Quote the entries word for word. Omit the pictures.

▶ _Input for this task_:
________________________
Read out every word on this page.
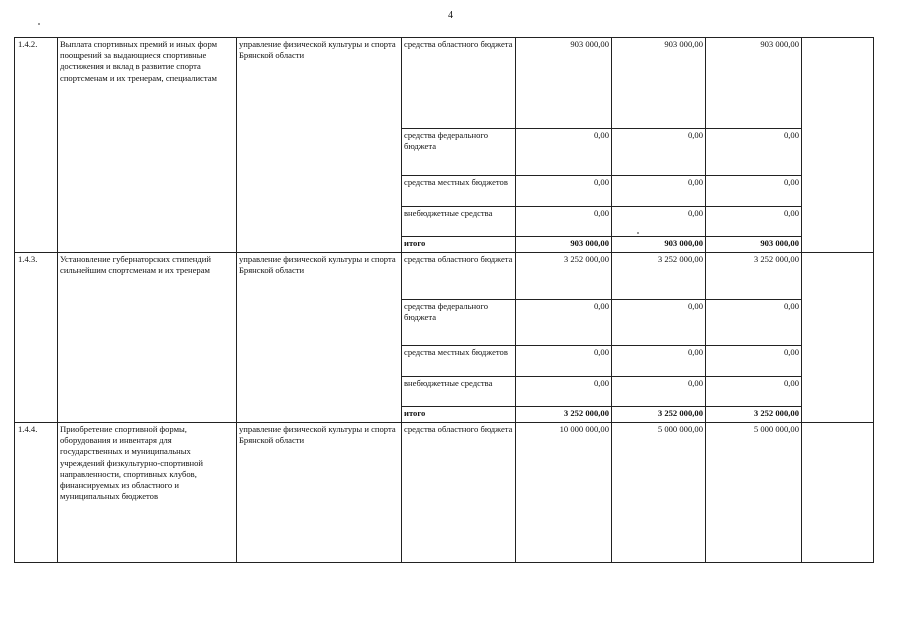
4
1.4.2.	Выплата спортивных премий и иных форм поощрений за выдающиеся спортивные достижения и вклад в развитие спорта спортсменам и их тренерам, специалистам	управление физической культуры и спорта Брянской области	средства областного бюджета	903 000,00	903 000,00	903 000,00	
			средства федерального бюджета	0,00	0,00	0,00	
			средства местных бюджетов	0,00	0,00	0,00	
			внебюджетные средства	0,00	0,00	0,00	
			итого	903 000,00	903 000,00	903 000,00	
1.4.3.	Установление губернаторских стипендий сильнейшим спортсменам и их тренерам	управление физической культуры и спорта Брянской области	средства областного бюджета	3 252 000,00	3 252 000,00	3 252 000,00	
			средства федерального бюджета	0,00	0,00	0,00	
			средства местных бюджетов	0,00	0,00	0,00	
			внебюджетные средства	0,00	0,00	0,00	
			итого	3 252 000,00	3 252 000,00	3 252 000,00	
1.4.4.	Приобретение спортивной формы, оборудования и инвентаря для государственных и муниципальных учреждений физкультурно-спортивной направленности, спортивных клубов, финансируемых из областного и муниципальных бюджетов	управление физической культуры и спорта Брянской области	средства областного бюджета	10 000 000,00	5 000 000,00	5 000 000,00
________________________
▶ _Output of the exercise_:
Read out every word on this page.
4
1.4.2.	Выплата спортивных премий и иных форм поощрений за выдающиеся спортивные достижения и вклад в развитие спорта спортсменам и их тренерам, специалистам	управление физической культуры и спорта Брянской области	средства областного бюджета	903 000,00	903 000,00	903 000,00	
			средства федерального бюджета	0,00	0,00	0,00	
			средства местных бюджетов	0,00	0,00	0,00	
			внебюджетные средства	0,00	0,00	0,00	
			итого	903 000,00	903 000,00	903 000,00	
1.4.3.	Установление губернаторских стипендий сильнейшим спортсменам и их тренерам	управление физической культуры и спорта Брянской области	средства областного бюджета	3 252 000,00	3 252 000,00	3 252 000,00	
			средства федерального бюджета	0,00	0,00	0,00	
			средства местных бюджетов	0,00	0,00	0,00	
			внебюджетные средства	0,00	0,00	0,00	
			итого	3 252 000,00	3 252 000,00	3 252 000,00	
1.4.4.	Приобретение спортивной формы, оборудования и инвентаря для государственных и муниципальных учреждений физкультурно-спортивной направленности, спортивных клубов, финансируемых из областного и муниципальных бюджетов	управление физической культуры и спорта Брянской области	средства областного бюджета	10 000 000,00	5 000 000,00	5 000 000,00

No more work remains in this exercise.